***** Provided entries
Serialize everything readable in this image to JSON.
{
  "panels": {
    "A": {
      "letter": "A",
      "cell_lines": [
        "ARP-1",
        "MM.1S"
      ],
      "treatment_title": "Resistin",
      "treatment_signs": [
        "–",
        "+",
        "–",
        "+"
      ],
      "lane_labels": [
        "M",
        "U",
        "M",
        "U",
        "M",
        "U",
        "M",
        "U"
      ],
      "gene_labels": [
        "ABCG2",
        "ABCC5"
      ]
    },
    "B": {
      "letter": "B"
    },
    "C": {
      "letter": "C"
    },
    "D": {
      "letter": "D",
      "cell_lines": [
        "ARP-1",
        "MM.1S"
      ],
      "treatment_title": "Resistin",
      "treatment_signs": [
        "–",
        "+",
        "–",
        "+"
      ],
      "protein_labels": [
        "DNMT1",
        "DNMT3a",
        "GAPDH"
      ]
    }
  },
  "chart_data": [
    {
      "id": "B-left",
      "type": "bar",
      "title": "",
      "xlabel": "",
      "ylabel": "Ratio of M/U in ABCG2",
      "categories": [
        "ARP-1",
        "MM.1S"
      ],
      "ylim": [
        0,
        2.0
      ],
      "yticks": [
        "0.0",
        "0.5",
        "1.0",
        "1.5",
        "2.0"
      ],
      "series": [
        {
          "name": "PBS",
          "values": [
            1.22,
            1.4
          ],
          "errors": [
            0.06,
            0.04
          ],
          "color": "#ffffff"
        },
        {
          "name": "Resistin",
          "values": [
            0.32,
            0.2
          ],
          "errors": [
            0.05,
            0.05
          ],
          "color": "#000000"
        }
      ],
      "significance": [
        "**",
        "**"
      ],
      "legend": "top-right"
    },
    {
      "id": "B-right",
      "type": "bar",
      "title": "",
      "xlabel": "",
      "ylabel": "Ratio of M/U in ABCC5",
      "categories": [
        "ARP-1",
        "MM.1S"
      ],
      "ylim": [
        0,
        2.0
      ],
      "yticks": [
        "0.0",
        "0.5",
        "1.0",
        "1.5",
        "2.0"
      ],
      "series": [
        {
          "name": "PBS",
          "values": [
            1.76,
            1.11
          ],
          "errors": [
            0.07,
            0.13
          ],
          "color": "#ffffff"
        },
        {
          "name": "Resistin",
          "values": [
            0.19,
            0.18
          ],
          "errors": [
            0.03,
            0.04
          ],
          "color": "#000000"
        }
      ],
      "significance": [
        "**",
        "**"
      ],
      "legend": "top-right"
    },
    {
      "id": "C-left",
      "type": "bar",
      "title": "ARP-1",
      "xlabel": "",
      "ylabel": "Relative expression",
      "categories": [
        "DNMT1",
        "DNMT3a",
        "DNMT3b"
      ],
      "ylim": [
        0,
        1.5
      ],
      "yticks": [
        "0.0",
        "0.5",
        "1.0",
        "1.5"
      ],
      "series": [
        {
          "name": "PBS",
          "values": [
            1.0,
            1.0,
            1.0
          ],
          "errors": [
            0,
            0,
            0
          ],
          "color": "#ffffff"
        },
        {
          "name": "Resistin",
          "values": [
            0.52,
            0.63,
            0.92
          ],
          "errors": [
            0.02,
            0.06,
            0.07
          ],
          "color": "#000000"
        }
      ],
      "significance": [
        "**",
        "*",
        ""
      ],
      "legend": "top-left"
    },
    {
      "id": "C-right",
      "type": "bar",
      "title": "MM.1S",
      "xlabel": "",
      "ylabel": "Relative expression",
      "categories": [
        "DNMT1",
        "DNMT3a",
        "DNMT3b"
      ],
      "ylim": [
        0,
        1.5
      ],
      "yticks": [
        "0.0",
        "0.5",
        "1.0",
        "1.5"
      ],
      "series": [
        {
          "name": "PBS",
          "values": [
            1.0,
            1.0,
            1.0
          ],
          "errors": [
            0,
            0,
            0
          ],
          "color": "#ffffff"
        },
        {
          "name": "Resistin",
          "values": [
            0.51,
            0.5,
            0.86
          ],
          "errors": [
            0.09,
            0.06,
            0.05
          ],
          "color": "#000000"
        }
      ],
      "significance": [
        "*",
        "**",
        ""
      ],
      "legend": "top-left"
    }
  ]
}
**********
Repeat each of the entries exactly.

Serialize everything readable in this image to JSON.
{
  "panels": {
    "A": {
      "letter": "A",
      "cell_lines": [
        "ARP-1",
        "MM.1S"
      ],
      "treatment_title": "Resistin",
      "treatment_signs": [
        "–",
        "+",
        "–",
        "+"
      ],
      "lane_labels": [
        "M",
        "U",
        "M",
        "U",
        "M",
        "U",
        "M",
        "U"
      ],
      "gene_labels": [
        "ABCG2",
        "ABCC5"
      ]
    },
    "B": {
      "letter": "B"
    },
    "C": {
      "letter": "C"
    },
    "D": {
      "letter": "D",
      "cell_lines": [
        "ARP-1",
        "MM.1S"
      ],
      "treatment_title": "Resistin",
      "treatment_signs": [
        "–",
        "+",
        "–",
        "+"
      ],
      "protein_labels": [
        "DNMT1",
        "DNMT3a",
        "GAPDH"
      ]
    }
  },
  "chart_data": [
    {
      "id": "B-left",
      "type": "bar",
      "title": "",
      "xlabel": "",
      "ylabel": "Ratio of M/U in ABCG2",
      "categories": [
        "ARP-1",
        "MM.1S"
      ],
      "ylim": [
        0,
        2.0
      ],
      "yticks": [
        "0.0",
        "0.5",
        "1.0",
        "1.5",
        "2.0"
      ],
      "series": [
        {
          "name": "PBS",
          "values": [
            1.22,
            1.4
          ],
          "errors": [
            0.06,
            0.04
          ],
          "color": "#ffffff"
        },
        {
          "name": "Resistin",
          "values": [
            0.32,
            0.2
          ],
          "errors": [
            0.05,
            0.05
          ],
          "color": "#000000"
        }
      ],
      "significance": [
        "**",
        "**"
      ],
      "legend": "top-right"
    },
    {
      "id": "B-right",
      "type": "bar",
      "title": "",
      "xlabel": "",
      "ylabel": "Ratio of M/U in ABCC5",
      "categories": [
        "ARP-1",
        "MM.1S"
      ],
      "ylim": [
        0,
        2.0
      ],
      "yticks": [
        "0.0",
        "0.5",
        "1.0",
        "1.5",
        "2.0"
      ],
      "series": [
        {
          "name": "PBS",
          "values": [
            1.76,
            1.11
          ],
          "errors": [
            0.07,
            0.13
          ],
          "color": "#ffffff"
        },
        {
          "name": "Resistin",
          "values": [
            0.19,
            0.18
          ],
          "errors": [
            0.03,
            0.04
          ],
          "color": "#000000"
        }
      ],
      "significance": [
        "**",
        "**"
      ],
      "legend": "top-right"
    },
    {
      "id": "C-left",
      "type": "bar",
      "title": "ARP-1",
      "xlabel": "",
      "ylabel": "Relative expression",
      "categories": [
        "DNMT1",
        "DNMT3a",
        "DNMT3b"
      ],
      "ylim": [
        0,
        1.5
      ],
      "yticks": [
        "0.0",
        "0.5",
        "1.0",
        "1.5"
      ],
      "series": [
        {
          "name": "PBS",
          "values": [
            1.0,
            1.0,
            1.0
          ],
          "errors": [
            0,
            0,
            0
          ],
          "color": "#ffffff"
        },
        {
          "name": "Resistin",
          "values": [
            0.52,
            0.63,
            0.92
          ],
          "errors": [
            0.02,
            0.06,
            0.07
          ],
          "color": "#000000"
        }
      ],
      "significance": [
        "**",
        "*",
        ""
      ],
      "legend": "top-left"
    },
    {
      "id": "C-right",
      "type": "bar",
      "title": "MM.1S",
      "xlabel": "",
      "ylabel": "Relative expression",
      "categories": [
        "DNMT1",
        "DNMT3a",
        "DNMT3b"
      ],
      "ylim": [
        0,
        1.5
      ],
      "yticks": [
        "0.0",
        "0.5",
        "1.0",
        "1.5"
      ],
      "series": [
        {
          "name": "PBS",
          "values": [
            1.0,
            1.0,
            1.0
          ],
          "errors": [
            0,
            0,
            0
          ],
          "color": "#ffffff"
        },
        {
          "name": "Resistin",
          "values": [
            0.51,
            0.5,
            0.86
          ],
          "errors": [
            0.09,
            0.06,
            0.05
          ],
          "color": "#000000"
        }
      ],
      "significance": [
        "*",
        "**",
        ""
      ],
      "legend": "top-left"
    }
  ]
}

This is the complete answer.